* DATASET EXCERPTS
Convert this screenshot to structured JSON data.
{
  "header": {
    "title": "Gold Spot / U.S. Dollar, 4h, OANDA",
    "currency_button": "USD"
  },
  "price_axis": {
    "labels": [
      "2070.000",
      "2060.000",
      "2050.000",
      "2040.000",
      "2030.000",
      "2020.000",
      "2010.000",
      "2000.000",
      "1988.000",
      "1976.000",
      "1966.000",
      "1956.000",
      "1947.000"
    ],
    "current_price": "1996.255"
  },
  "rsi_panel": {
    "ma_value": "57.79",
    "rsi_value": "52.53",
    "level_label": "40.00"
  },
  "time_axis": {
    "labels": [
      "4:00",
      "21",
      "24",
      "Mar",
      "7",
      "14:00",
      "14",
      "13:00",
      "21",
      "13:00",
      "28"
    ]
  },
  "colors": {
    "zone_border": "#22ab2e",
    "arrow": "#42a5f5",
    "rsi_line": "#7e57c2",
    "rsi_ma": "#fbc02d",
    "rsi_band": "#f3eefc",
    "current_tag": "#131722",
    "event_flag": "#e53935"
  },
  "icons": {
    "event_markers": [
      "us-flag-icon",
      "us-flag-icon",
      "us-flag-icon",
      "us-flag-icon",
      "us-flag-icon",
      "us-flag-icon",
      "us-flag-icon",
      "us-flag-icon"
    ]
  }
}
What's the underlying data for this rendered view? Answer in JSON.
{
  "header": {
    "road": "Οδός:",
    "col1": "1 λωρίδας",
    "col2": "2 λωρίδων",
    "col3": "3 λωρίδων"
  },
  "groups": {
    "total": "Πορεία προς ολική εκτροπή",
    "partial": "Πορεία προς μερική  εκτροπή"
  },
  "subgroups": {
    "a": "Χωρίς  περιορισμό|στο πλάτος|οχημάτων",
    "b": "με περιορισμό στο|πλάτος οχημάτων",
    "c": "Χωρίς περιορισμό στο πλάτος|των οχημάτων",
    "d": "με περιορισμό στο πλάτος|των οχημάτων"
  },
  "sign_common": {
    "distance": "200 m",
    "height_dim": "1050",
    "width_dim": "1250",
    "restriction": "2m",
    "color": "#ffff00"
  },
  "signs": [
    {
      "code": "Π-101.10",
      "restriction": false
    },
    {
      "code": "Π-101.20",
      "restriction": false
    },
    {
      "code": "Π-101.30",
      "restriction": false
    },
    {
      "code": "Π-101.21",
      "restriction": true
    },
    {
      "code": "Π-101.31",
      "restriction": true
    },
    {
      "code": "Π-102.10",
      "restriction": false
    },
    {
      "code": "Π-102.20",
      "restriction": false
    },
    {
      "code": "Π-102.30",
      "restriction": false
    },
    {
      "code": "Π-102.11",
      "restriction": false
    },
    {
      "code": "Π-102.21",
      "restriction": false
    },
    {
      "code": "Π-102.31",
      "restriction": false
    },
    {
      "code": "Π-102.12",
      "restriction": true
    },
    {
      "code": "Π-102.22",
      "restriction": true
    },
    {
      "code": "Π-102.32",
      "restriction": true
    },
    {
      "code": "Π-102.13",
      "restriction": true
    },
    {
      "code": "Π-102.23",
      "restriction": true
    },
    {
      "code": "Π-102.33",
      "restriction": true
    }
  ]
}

* EXERCISE AIM
Find the word "πλάτος" in the entries above and gather every line that holds it.

* REPLY
    "a": "Χωρίς  περιορισμό|στο πλάτος|οχημάτων",
    "b": "με περιορισμό στο|πλάτος οχημάτων",
    "c": "Χωρίς περιορισμό στο πλάτος|των οχημάτων",
    "d": "με περιορισμό στο πλάτος|των οχημάτων"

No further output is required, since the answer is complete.